**EXERCISE DIRECTIONS:**
Read the data and repeat all of it exactly.

........

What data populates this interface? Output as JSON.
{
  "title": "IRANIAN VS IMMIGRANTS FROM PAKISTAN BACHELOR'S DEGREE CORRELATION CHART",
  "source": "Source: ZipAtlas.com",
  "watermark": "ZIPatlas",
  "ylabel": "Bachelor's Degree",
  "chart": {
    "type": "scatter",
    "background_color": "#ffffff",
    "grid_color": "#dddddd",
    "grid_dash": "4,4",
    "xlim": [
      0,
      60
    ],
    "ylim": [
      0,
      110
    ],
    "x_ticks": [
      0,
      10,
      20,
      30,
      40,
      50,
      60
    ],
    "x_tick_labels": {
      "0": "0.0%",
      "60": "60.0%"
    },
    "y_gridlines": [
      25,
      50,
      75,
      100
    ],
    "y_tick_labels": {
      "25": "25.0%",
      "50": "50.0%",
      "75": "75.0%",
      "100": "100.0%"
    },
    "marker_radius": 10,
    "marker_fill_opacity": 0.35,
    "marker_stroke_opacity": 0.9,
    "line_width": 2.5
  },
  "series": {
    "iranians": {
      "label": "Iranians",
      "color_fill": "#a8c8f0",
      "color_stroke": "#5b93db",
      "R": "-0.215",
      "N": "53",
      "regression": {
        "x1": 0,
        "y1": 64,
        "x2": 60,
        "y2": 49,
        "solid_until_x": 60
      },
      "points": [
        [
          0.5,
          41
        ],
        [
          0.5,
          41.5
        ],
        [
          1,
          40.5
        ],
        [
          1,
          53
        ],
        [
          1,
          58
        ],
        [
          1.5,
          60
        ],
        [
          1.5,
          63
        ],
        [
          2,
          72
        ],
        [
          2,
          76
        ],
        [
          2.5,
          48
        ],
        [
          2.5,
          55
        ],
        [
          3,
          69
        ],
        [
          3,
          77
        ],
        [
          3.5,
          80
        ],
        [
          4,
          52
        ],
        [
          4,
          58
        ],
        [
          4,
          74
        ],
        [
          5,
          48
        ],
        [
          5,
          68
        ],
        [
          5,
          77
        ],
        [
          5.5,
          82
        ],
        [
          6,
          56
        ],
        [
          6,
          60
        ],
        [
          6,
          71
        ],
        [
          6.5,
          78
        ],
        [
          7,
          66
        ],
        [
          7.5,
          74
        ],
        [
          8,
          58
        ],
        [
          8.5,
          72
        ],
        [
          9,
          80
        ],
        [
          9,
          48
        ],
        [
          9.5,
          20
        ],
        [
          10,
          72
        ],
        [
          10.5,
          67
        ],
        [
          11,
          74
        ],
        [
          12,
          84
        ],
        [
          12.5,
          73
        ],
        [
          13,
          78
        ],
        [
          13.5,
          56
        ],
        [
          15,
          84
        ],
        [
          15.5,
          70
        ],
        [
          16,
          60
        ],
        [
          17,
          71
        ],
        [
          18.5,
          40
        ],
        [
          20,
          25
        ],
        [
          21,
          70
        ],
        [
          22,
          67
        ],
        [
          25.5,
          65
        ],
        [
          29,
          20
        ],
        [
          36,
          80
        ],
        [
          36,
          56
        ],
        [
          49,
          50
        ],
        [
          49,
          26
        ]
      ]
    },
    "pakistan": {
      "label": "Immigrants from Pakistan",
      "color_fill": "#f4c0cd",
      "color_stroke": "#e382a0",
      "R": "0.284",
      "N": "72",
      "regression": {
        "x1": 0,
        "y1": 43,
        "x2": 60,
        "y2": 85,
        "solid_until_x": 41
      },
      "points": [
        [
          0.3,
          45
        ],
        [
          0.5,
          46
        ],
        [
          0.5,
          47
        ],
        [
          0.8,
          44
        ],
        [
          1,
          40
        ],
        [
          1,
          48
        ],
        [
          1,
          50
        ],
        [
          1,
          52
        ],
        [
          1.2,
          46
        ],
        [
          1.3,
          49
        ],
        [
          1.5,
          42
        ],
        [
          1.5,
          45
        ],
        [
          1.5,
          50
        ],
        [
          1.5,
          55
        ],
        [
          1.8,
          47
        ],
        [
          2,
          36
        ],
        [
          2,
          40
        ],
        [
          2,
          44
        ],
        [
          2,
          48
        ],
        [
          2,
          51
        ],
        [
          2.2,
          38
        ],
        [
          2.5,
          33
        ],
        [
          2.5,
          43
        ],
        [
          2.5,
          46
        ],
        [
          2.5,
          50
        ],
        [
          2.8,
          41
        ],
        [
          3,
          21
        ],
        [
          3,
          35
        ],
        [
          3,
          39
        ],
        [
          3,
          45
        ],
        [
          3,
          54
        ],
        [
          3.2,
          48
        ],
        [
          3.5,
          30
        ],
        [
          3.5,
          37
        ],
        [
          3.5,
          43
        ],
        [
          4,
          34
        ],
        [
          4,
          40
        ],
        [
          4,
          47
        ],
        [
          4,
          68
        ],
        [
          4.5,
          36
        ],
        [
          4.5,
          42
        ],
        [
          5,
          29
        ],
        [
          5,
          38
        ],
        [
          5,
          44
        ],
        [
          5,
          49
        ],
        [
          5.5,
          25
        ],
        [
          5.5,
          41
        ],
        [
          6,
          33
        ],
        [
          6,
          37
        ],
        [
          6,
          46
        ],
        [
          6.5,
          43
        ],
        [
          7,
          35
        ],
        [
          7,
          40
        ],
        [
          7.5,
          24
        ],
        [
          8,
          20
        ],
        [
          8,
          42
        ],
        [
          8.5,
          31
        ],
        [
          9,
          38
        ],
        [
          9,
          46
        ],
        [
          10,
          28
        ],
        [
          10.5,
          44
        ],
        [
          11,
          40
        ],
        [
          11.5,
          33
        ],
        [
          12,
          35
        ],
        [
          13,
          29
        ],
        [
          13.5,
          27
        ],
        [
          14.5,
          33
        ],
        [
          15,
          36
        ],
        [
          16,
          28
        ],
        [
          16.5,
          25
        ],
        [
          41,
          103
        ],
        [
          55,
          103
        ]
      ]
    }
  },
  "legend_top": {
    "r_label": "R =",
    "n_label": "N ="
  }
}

........

**WRITTEN SOLUTION:**
What data populates this interface? Output as JSON.
{
  "title": "IRANIAN VS IMMIGRANTS FROM PAKISTAN BACHELOR'S DEGREE CORRELATION CHART",
  "source": "Source: ZipAtlas.com",
  "watermark": "ZIPatlas",
  "ylabel": "Bachelor's Degree",
  "chart": {
    "type": "scatter",
    "background_color": "#ffffff",
    "grid_color": "#dddddd",
    "grid_dash": "4,4",
    "xlim": [
      0,
      60
    ],
    "ylim": [
      0,
      110
    ],
    "x_ticks": [
      0,
      10,
      20,
      30,
      40,
      50,
      60
    ],
    "x_tick_labels": {
      "0": "0.0%",
      "60": "60.0%"
    },
    "y_gridlines": [
      25,
      50,
      75,
      100
    ],
    "y_tick_labels": {
      "25": "25.0%",
      "50": "50.0%",
      "75": "75.0%",
      "100": "100.0%"
    },
    "marker_radius": 10,
    "marker_fill_opacity": 0.35,
    "marker_stroke_opacity": 0.9,
    "line_width": 2.5
  },
  "series": {
    "iranians": {
      "label": "Iranians",
      "color_fill": "#a8c8f0",
      "color_stroke": "#5b93db",
      "R": "-0.215",
      "N": "53",
      "regression": {
        "x1": 0,
        "y1": 64,
        "x2": 60,
        "y2": 49,
        "solid_until_x": 60
      },
      "points": [
        [
          0.5,
          41
        ],
        [
          0.5,
          41.5
        ],
        [
          1,
          40.5
        ],
        [
          1,
          53
        ],
        [
          1,
          58
        ],
        [
          1.5,
          60
        ],
        [
          1.5,
          63
        ],
        [
          2,
          72
        ],
        [
          2,
          76
        ],
        [
          2.5,
          48
        ],
        [
          2.5,
          55
        ],
        [
          3,
          69
        ],
        [
          3,
          77
        ],
        [
          3.5,
          80
        ],
        [
          4,
          52
        ],
        [
          4,
          58
        ],
        [
          4,
          74
        ],
        [
          5,
          48
        ],
        [
          5,
          68
        ],
        [
          5,
          77
        ],
        [
          5.5,
          82
        ],
        [
          6,
          56
        ],
        [
          6,
          60
        ],
        [
          6,
          71
        ],
        [
          6.5,
          78
        ],
        [
          7,
          66
        ],
        [
          7.5,
          74
        ],
        [
          8,
          58
        ],
        [
          8.5,
          72
        ],
        [
          9,
          80
        ],
        [
          9,
          48
        ],
        [
          9.5,
          20
        ],
        [
          10,
          72
        ],
        [
          10.5,
          67
        ],
        [
          11,
          74
        ],
        [
          12,
          84
        ],
        [
          12.5,
          73
        ],
        [
          13,
          78
        ],
        [
          13.5,
          56
        ],
        [
          15,
          84
        ],
        [
          15.5,
          70
        ],
        [
          16,
          60
        ],
        [
          17,
          71
        ],
        [
          18.5,
          40
        ],
        [
          20,
          25
        ],
        [
          21,
          70
        ],
        [
          22,
          67
        ],
        [
          25.5,
          65
        ],
        [
          29,
          20
        ],
        [
          36,
          80
        ],
        [
          36,
          56
        ],
        [
          49,
          50
        ],
        [
          49,
          26
        ]
      ]
    },
    "pakistan": {
      "label": "Immigrants from Pakistan",
      "color_fill": "#f4c0cd",
      "color_stroke": "#e382a0",
      "R": "0.284",
      "N": "72",
      "regression": {
        "x1": 0,
        "y1": 43,
        "x2": 60,
        "y2": 85,
        "solid_until_x": 41
      },
      "points": [
        [
          0.3,
          45
        ],
        [
          0.5,
          46
        ],
        [
          0.5,
          47
        ],
        [
          0.8,
          44
        ],
        [
          1,
          40
        ],
        [
          1,
          48
        ],
        [
          1,
          50
        ],
        [
          1,
          52
        ],
        [
          1.2,
          46
        ],
        [
          1.3,
          49
        ],
        [
          1.5,
          42
        ],
        [
          1.5,
          45
        ],
        [
          1.5,
          50
        ],
        [
          1.5,
          55
        ],
        [
          1.8,
          47
        ],
        [
          2,
          36
        ],
        [
          2,
          40
        ],
        [
          2,
          44
        ],
        [
          2,
          48
        ],
        [
          2,
          51
        ],
        [
          2.2,
          38
        ],
        [
          2.5,
          33
        ],
        [
          2.5,
          43
        ],
        [
          2.5,
          46
        ],
        [
          2.5,
          50
        ],
        [
          2.8,
          41
        ],
        [
          3,
          21
        ],
        [
          3,
          35
        ],
        [
          3,
          39
        ],
        [
          3,
          45
        ],
        [
          3,
          54
        ],
        [
          3.2,
          48
        ],
        [
          3.5,
          30
        ],
        [
          3.5,
          37
        ],
        [
          3.5,
          43
        ],
        [
          4,
          34
        ],
        [
          4,
          40
        ],
        [
          4,
          47
        ],
        [
          4,
          68
        ],
        [
          4.5,
          36
        ],
        [
          4.5,
          42
        ],
        [
          5,
          29
        ],
        [
          5,
          38
        ],
        [
          5,
          44
        ],
        [
          5,
          49
        ],
        [
          5.5,
          25
        ],
        [
          5.5,
          41
        ],
        [
          6,
          33
        ],
        [
          6,
          37
        ],
        [
          6,
          46
        ],
        [
          6.5,
          43
        ],
        [
          7,
          35
        ],
        [
          7,
          40
        ],
        [
          7.5,
          24
        ],
        [
          8,
          20
        ],
        [
          8,
          42
        ],
        [
          8.5,
          31
        ],
        [
          9,
          38
        ],
        [
          9,
          46
        ],
        [
          10,
          28
        ],
        [
          10.5,
          44
        ],
        [
          11,
          40
        ],
        [
          11.5,
          33
        ],
        [
          12,
          35
        ],
        [
          13,
          29
        ],
        [
          13.5,
          27
        ],
        [
          14.5,
          33
        ],
        [
          15,
          36
        ],
        [
          16,
          28
        ],
        [
          16.5,
          25
        ],
        [
          41,
          103
        ],
        [
          55,
          103
        ]
      ]
    }
  },
  "legend_top": {
    "r_label": "R =",
    "n_label": "N ="
  }
}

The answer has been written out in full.